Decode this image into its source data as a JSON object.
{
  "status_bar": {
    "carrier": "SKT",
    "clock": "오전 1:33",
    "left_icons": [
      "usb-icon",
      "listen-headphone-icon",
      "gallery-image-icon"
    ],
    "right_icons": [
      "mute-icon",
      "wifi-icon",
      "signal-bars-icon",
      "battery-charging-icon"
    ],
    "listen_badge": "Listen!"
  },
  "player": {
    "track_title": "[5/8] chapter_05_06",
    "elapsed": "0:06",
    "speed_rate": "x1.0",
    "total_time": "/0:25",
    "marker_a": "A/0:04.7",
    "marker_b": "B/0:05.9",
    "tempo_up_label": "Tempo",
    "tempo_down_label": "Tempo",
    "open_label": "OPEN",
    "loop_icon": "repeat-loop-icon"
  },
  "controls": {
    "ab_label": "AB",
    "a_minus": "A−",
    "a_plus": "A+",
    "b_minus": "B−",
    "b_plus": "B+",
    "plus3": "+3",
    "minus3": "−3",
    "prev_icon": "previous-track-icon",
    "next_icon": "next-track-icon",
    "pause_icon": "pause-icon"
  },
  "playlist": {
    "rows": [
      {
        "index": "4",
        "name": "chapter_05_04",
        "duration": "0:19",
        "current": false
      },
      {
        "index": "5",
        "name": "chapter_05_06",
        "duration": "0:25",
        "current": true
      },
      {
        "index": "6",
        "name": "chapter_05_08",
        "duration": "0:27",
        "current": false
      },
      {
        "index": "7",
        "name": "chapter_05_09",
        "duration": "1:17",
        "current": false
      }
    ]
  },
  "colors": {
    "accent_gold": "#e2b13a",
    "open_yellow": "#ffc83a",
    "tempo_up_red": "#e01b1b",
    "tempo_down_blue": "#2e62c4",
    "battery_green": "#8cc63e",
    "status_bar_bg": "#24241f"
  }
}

What you need to do:
Reproduce the listing above word for word.

Exercise response:
Decode this image into its source data as a JSON object.
{
  "status_bar": {
    "carrier": "SKT",
    "clock": "오전 1:33",
    "left_icons": [
      "usb-icon",
      "listen-headphone-icon",
      "gallery-image-icon"
    ],
    "right_icons": [
      "mute-icon",
      "wifi-icon",
      "signal-bars-icon",
      "battery-charging-icon"
    ],
    "listen_badge": "Listen!"
  },
  "player": {
    "track_title": "[5/8] chapter_05_06",
    "elapsed": "0:06",
    "speed_rate": "x1.0",
    "total_time": "/0:25",
    "marker_a": "A/0:04.7",
    "marker_b": "B/0:05.9",
    "tempo_up_label": "Tempo",
    "tempo_down_label": "Tempo",
    "open_label": "OPEN",
    "loop_icon": "repeat-loop-icon"
  },
  "controls": {
    "ab_label": "AB",
    "a_minus": "A−",
    "a_plus": "A+",
    "b_minus": "B−",
    "b_plus": "B+",
    "plus3": "+3",
    "minus3": "−3",
    "prev_icon": "previous-track-icon",
    "next_icon": "next-track-icon",
    "pause_icon": "pause-icon"
  },
  "playlist": {
    "rows": [
      {
        "index": "4",
        "name": "chapter_05_04",
        "duration": "0:19",
        "current": false
      },
      {
        "index": "5",
        "name": "chapter_05_06",
        "duration": "0:25",
        "current": true
      },
      {
        "index": "6",
        "name": "chapter_05_08",
        "duration": "0:27",
        "current": false
      },
      {
        "index": "7",
        "name": "chapter_05_09",
        "duration": "1:17",
        "current": false
      }
    ]
  },
  "colors": {
    "accent_gold": "#e2b13a",
    "open_yellow": "#ffc83a",
    "tempo_up_red": "#e01b1b",
    "tempo_down_blue": "#2e62c4",
    "battery_green": "#8cc63e",
    "status_bar_bg": "#24241f"
  }
}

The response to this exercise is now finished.